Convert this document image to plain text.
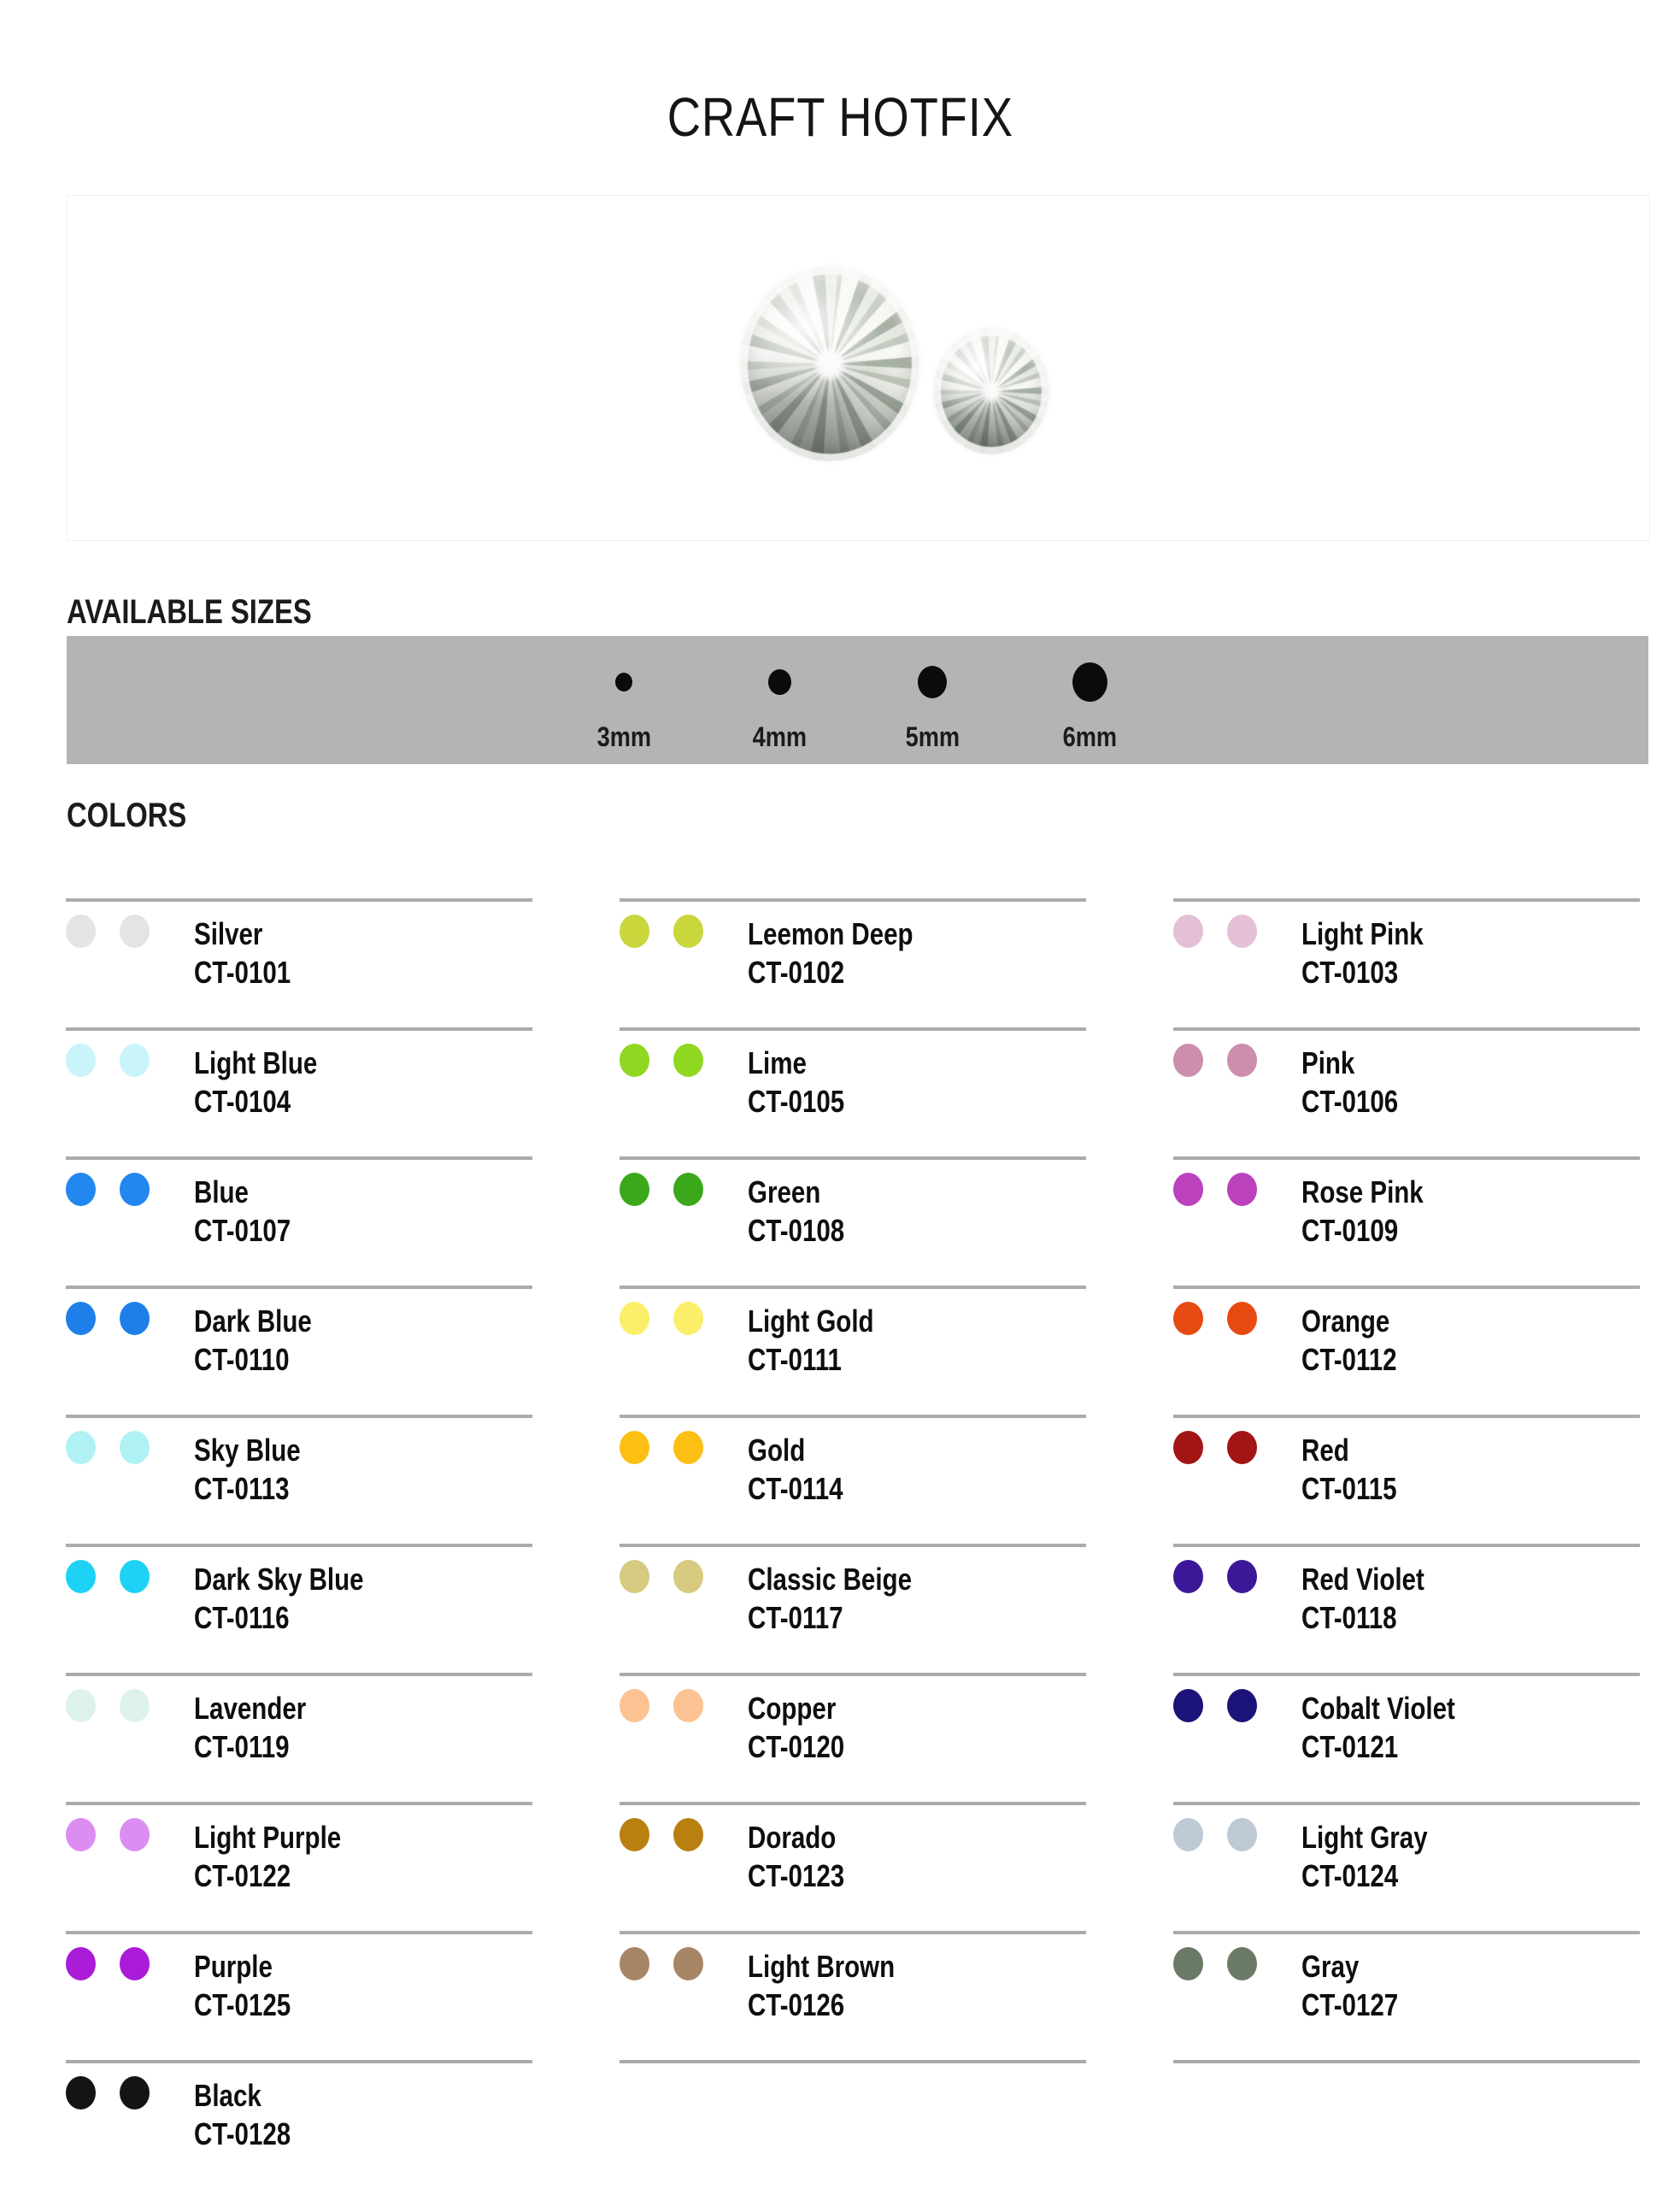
CRAFT HOTFIX
AVAILABLE SIZES
3mm	4mm	5mm	6mm
COLORS
Silver
CT-0101
Leemon Deep
CT-0102
Light Pink
CT-0103
Light Blue
CT-0104
Lime
CT-0105
Pink
CT-0106
Blue
CT-0107
Green
CT-0108
Rose Pink
CT-0109
Dark Blue
CT-0110
Light Gold
CT-0111
Orange
CT-0112
Sky Blue
CT-0113
Gold
CT-0114
Red
CT-0115
Dark Sky Blue
CT-0116
Classic Beige
CT-0117
Red Violet
CT-0118
Lavender
CT-0119
Copper
CT-0120
Cobalt Violet
CT-0121
Light Purple
CT-0122
Dorado
CT-0123
Light Gray
CT-0124
Purple
CT-0125
Light Brown
CT-0126
Gray
CT-0127
Black
CT-0128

——

- _EXERCISE REQUIREMENTS_: Produce an exact copy of each line of data, skipping embedded images.

- _OUTPUT BELOW_:
Convert this document image to plain text.
CRAFT HOTFIX
AVAILABLE SIZES
3mm	4mm	5mm	6mm
COLORS
Silver
CT-0101
Leemon Deep
CT-0102
Light Pink
CT-0103
Light Blue
CT-0104
Lime
CT-0105
Pink
CT-0106
Blue
CT-0107
Green
CT-0108
Rose Pink
CT-0109
Dark Blue
CT-0110
Light Gold
CT-0111
Orange
CT-0112
Sky Blue
CT-0113
Gold
CT-0114
Red
CT-0115
Dark Sky Blue
CT-0116
Classic Beige
CT-0117
Red Violet
CT-0118
Lavender
CT-0119
Copper
CT-0120
Cobalt Violet
CT-0121
Light Purple
CT-0122
Dorado
CT-0123
Light Gray
CT-0124
Purple
CT-0125
Light Brown
CT-0126
Gray
CT-0127
Black
CT-0128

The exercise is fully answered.